__OBJECTIVE__
Retype all of the data. Every line must match exactly.

__EXTRACTED MATERIAL__
════════════════
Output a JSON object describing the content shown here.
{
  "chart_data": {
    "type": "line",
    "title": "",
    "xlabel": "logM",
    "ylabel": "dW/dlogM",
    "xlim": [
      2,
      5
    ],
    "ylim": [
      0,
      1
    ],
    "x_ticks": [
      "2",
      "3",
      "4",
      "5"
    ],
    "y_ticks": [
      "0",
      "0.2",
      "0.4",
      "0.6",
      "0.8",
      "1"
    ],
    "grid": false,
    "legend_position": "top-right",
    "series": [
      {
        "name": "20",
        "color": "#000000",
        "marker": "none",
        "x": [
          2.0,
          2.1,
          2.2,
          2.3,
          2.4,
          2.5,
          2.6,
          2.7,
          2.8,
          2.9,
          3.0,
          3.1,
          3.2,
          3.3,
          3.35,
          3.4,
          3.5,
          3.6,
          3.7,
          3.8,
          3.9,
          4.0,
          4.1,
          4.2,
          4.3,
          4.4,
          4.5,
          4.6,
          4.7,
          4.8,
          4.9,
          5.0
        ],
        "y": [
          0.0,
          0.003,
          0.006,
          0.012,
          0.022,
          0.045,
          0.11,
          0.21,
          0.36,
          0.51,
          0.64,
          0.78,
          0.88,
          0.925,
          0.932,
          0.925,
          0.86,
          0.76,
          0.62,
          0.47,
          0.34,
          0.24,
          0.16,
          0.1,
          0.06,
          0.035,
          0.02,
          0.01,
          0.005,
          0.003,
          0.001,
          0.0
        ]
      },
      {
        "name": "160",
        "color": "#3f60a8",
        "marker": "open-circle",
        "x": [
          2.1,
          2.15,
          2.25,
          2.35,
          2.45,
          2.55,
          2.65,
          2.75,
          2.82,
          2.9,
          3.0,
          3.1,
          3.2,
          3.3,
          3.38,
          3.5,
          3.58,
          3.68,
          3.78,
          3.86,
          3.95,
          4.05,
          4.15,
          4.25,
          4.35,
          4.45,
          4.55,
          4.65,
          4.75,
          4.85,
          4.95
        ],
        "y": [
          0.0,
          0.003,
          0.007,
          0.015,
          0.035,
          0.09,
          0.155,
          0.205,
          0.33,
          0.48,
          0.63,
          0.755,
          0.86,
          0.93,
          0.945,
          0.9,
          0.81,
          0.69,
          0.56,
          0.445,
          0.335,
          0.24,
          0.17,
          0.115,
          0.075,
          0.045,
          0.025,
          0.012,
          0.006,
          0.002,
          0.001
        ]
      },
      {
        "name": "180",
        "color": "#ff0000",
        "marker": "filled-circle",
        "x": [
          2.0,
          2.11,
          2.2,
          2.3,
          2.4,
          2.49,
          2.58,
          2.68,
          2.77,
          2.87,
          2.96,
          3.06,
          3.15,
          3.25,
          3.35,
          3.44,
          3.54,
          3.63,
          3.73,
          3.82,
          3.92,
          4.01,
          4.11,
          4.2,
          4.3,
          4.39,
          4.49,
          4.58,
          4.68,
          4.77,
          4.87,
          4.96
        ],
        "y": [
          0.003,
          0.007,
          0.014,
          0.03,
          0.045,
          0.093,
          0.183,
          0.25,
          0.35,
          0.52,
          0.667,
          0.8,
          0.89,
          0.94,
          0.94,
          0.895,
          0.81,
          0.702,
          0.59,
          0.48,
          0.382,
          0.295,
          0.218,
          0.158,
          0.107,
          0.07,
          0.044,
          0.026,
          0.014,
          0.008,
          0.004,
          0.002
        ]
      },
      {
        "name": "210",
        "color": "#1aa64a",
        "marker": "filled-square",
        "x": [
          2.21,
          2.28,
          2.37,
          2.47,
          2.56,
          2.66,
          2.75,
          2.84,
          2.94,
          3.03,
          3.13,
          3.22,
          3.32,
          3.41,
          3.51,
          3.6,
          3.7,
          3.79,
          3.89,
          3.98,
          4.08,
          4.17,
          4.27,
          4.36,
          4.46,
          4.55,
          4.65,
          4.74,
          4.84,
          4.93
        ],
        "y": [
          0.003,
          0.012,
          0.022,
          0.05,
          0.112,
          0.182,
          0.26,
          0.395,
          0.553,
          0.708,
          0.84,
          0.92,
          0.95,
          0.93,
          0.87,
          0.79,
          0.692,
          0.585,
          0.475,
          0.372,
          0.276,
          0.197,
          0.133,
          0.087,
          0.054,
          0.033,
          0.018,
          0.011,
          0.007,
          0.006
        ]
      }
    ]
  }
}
════════════════
__RESULT OF THE TASK__
Output a JSON object describing the content shown here.
{
  "chart_data": {
    "type": "line",
    "title": "",
    "xlabel": "logM",
    "ylabel": "dW/dlogM",
    "xlim": [
      2,
      5
    ],
    "ylim": [
      0,
      1
    ],
    "x_ticks": [
      "2",
      "3",
      "4",
      "5"
    ],
    "y_ticks": [
      "0",
      "0.2",
      "0.4",
      "0.6",
      "0.8",
      "1"
    ],
    "grid": false,
    "legend_position": "top-right",
    "series": [
      {
        "name": "20",
        "color": "#000000",
        "marker": "none",
        "x": [
          2.0,
          2.1,
          2.2,
          2.3,
          2.4,
          2.5,
          2.6,
          2.7,
          2.8,
          2.9,
          3.0,
          3.1,
          3.2,
          3.3,
          3.35,
          3.4,
          3.5,
          3.6,
          3.7,
          3.8,
          3.9,
          4.0,
          4.1,
          4.2,
          4.3,
          4.4,
          4.5,
          4.6,
          4.7,
          4.8,
          4.9,
          5.0
        ],
        "y": [
          0.0,
          0.003,
          0.006,
          0.012,
          0.022,
          0.045,
          0.11,
          0.21,
          0.36,
          0.51,
          0.64,
          0.78,
          0.88,
          0.925,
          0.932,
          0.925,
          0.86,
          0.76,
          0.62,
          0.47,
          0.34,
          0.24,
          0.16,
          0.1,
          0.06,
          0.035,
          0.02,
          0.01,
          0.005,
          0.003,
          0.001,
          0.0
        ]
      },
      {
        "name": "160",
        "color": "#3f60a8",
        "marker": "open-circle",
        "x": [
          2.1,
          2.15,
          2.25,
          2.35,
          2.45,
          2.55,
          2.65,
          2.75,
          2.82,
          2.9,
          3.0,
          3.1,
          3.2,
          3.3,
          3.38,
          3.5,
          3.58,
          3.68,
          3.78,
          3.86,
          3.95,
          4.05,
          4.15,
          4.25,
          4.35,
          4.45,
          4.55,
          4.65,
          4.75,
          4.85,
          4.95
        ],
        "y": [
          0.0,
          0.003,
          0.007,
          0.015,
          0.035,
          0.09,
          0.155,
          0.205,
          0.33,
          0.48,
          0.63,
          0.755,
          0.86,
          0.93,
          0.945,
          0.9,
          0.81,
          0.69,
          0.56,
          0.445,
          0.335,
          0.24,
          0.17,
          0.115,
          0.075,
          0.045,
          0.025,
          0.012,
          0.006,
          0.002,
          0.001
        ]
      },
      {
        "name": "180",
        "color": "#ff0000",
        "marker": "filled-circle",
        "x": [
          2.0,
          2.11,
          2.2,
          2.3,
          2.4,
          2.49,
          2.58,
          2.68,
          2.77,
          2.87,
          2.96,
          3.06,
          3.15,
          3.25,
          3.35,
          3.44,
          3.54,
          3.63,
          3.73,
          3.82,
          3.92,
          4.01,
          4.11,
          4.2,
          4.3,
          4.39,
          4.49,
          4.58,
          4.68,
          4.77,
          4.87,
          4.96
        ],
        "y": [
          0.003,
          0.007,
          0.014,
          0.03,
          0.045,
          0.093,
          0.183,
          0.25,
          0.35,
          0.52,
          0.667,
          0.8,
          0.89,
          0.94,
          0.94,
          0.895,
          0.81,
          0.702,
          0.59,
          0.48,
          0.382,
          0.295,
          0.218,
          0.158,
          0.107,
          0.07,
          0.044,
          0.026,
          0.014,
          0.008,
          0.004,
          0.002
        ]
      },
      {
        "name": "210",
        "color": "#1aa64a",
        "marker": "filled-square",
        "x": [
          2.21,
          2.28,
          2.37,
          2.47,
          2.56,
          2.66,
          2.75,
          2.84,
          2.94,
          3.03,
          3.13,
          3.22,
          3.32,
          3.41,
          3.51,
          3.6,
          3.7,
          3.79,
          3.89,
          3.98,
          4.08,
          4.17,
          4.27,
          4.36,
          4.46,
          4.55,
          4.65,
          4.74,
          4.84,
          4.93
        ],
        "y": [
          0.003,
          0.012,
          0.022,
          0.05,
          0.112,
          0.182,
          0.26,
          0.395,
          0.553,
          0.708,
          0.84,
          0.92,
          0.95,
          0.93,
          0.87,
          0.79,
          0.692,
          0.585,
          0.475,
          0.372,
          0.276,
          0.197,
          0.133,
          0.087,
          0.054,
          0.033,
          0.018,
          0.011,
          0.007,
          0.006
        ]
      }
    ]
  }
}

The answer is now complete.